--- start of Excerpted records ---
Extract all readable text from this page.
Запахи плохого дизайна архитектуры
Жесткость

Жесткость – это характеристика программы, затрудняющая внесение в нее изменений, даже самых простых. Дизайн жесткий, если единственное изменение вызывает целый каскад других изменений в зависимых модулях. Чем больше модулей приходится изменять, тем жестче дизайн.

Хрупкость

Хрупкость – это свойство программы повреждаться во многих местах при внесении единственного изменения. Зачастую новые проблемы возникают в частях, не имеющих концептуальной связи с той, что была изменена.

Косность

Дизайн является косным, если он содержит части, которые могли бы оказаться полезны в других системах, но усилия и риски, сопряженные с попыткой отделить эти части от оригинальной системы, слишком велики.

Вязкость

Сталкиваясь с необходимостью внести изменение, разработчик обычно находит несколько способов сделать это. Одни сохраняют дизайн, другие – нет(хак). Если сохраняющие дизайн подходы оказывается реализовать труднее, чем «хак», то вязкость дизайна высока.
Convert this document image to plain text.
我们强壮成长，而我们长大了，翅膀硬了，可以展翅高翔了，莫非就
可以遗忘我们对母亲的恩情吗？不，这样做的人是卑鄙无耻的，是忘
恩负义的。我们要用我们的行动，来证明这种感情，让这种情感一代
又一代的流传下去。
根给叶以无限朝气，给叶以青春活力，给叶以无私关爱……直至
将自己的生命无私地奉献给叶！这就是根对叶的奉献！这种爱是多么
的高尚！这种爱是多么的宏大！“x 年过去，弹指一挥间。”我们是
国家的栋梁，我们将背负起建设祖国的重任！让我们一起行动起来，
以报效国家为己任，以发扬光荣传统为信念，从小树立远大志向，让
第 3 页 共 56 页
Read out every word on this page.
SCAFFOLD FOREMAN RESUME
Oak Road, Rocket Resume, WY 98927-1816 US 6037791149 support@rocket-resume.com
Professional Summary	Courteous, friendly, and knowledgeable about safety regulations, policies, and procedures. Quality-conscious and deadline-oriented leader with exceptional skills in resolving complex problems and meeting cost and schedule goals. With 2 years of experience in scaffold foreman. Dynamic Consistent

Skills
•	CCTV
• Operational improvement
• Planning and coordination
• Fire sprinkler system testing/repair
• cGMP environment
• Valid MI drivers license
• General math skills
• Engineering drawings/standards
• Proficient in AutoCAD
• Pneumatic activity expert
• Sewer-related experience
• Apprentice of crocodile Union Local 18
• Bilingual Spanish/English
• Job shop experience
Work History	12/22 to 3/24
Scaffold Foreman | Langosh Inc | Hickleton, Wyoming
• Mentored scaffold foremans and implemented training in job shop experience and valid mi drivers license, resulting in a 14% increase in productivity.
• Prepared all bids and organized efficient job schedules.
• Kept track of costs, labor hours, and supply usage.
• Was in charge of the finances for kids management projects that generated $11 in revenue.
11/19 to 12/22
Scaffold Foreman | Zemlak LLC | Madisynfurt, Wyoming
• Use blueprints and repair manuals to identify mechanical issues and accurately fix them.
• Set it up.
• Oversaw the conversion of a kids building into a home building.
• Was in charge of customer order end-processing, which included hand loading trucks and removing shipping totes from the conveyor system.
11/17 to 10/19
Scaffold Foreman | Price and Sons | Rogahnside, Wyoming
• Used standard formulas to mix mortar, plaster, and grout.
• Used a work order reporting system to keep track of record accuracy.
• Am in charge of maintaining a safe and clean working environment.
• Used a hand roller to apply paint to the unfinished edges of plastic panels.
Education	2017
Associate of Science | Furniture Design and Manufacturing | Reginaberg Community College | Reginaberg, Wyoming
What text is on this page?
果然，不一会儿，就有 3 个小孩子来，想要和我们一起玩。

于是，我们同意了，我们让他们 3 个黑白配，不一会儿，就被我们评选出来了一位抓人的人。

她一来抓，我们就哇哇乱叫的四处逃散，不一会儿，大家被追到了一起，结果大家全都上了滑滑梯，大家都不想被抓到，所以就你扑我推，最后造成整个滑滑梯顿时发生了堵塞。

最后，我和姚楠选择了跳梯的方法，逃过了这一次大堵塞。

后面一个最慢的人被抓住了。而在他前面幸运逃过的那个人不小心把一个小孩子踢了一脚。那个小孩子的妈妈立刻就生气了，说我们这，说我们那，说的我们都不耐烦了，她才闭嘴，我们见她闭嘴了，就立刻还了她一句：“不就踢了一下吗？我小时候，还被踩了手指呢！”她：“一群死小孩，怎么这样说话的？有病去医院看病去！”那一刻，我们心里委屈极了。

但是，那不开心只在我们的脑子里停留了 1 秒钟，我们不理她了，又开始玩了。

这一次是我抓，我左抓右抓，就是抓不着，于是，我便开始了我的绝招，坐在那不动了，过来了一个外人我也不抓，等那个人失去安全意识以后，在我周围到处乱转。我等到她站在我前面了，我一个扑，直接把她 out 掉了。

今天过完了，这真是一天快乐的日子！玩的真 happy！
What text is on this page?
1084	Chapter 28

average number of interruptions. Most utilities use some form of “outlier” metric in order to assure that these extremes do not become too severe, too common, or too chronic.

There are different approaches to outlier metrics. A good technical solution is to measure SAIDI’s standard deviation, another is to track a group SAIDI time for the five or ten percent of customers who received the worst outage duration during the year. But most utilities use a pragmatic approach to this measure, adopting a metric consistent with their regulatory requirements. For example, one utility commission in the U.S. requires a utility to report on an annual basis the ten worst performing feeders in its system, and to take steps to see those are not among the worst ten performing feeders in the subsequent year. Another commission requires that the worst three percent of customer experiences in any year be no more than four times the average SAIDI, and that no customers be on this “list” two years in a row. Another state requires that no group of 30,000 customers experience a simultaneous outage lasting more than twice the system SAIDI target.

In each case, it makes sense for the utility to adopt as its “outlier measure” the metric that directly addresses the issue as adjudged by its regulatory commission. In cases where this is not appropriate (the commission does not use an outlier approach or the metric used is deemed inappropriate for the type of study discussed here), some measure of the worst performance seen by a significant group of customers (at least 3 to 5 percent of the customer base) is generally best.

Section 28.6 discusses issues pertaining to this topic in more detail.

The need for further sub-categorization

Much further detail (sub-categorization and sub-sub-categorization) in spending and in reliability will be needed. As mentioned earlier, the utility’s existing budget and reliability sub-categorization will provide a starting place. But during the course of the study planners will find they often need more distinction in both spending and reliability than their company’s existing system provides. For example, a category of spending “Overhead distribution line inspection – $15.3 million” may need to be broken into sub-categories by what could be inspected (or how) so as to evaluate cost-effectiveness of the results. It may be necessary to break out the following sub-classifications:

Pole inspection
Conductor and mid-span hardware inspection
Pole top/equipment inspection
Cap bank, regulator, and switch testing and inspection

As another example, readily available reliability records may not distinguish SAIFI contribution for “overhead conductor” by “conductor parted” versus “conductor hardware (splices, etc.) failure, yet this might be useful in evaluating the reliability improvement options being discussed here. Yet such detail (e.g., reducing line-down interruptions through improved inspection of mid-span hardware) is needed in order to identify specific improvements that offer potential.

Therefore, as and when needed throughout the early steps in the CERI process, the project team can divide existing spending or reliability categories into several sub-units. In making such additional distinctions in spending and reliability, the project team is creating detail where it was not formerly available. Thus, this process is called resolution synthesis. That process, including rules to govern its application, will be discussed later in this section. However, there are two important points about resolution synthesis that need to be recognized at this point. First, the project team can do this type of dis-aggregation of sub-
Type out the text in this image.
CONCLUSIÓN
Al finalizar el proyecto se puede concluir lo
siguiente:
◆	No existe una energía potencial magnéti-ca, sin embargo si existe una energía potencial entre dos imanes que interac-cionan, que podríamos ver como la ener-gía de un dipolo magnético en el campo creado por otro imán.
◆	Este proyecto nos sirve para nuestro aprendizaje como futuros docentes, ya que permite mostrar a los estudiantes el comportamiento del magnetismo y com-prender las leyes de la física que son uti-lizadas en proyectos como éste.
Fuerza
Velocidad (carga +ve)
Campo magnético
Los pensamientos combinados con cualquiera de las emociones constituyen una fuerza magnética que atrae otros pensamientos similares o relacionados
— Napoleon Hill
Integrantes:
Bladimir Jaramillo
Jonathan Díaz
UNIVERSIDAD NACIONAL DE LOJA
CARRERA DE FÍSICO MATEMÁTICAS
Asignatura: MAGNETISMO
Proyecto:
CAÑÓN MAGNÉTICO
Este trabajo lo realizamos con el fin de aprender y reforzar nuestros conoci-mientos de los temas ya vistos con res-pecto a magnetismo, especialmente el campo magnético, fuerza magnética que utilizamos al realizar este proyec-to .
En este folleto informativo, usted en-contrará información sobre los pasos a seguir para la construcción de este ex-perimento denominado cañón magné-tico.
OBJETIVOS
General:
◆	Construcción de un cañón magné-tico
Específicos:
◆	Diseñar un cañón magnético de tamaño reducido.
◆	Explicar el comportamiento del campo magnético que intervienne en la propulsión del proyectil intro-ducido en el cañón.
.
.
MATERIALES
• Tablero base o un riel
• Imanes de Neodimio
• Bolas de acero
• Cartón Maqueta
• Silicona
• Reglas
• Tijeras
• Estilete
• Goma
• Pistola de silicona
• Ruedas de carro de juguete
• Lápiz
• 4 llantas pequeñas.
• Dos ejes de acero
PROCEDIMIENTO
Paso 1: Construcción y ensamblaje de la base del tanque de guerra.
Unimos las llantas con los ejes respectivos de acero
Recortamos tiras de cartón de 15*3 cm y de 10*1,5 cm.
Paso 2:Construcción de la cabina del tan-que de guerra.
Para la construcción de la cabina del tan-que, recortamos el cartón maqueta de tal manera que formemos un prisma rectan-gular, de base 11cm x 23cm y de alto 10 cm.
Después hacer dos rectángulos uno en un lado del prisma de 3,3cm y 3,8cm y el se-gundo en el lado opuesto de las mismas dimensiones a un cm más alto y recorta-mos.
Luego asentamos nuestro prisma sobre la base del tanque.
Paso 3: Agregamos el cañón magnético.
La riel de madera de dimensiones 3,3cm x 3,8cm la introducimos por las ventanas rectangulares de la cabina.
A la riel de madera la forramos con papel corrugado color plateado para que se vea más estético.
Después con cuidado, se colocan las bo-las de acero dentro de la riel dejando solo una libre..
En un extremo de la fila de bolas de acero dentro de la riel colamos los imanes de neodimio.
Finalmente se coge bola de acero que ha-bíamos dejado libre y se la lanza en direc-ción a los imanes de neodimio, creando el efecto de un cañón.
--- end of Excerpted records ---
Which lines include the word "license"? List them all.

• Valid MI drivers license
• Mentored scaffold foremans and implemented training in job shop experience and valid mi drivers license, resulting in a 14% increase in productivity.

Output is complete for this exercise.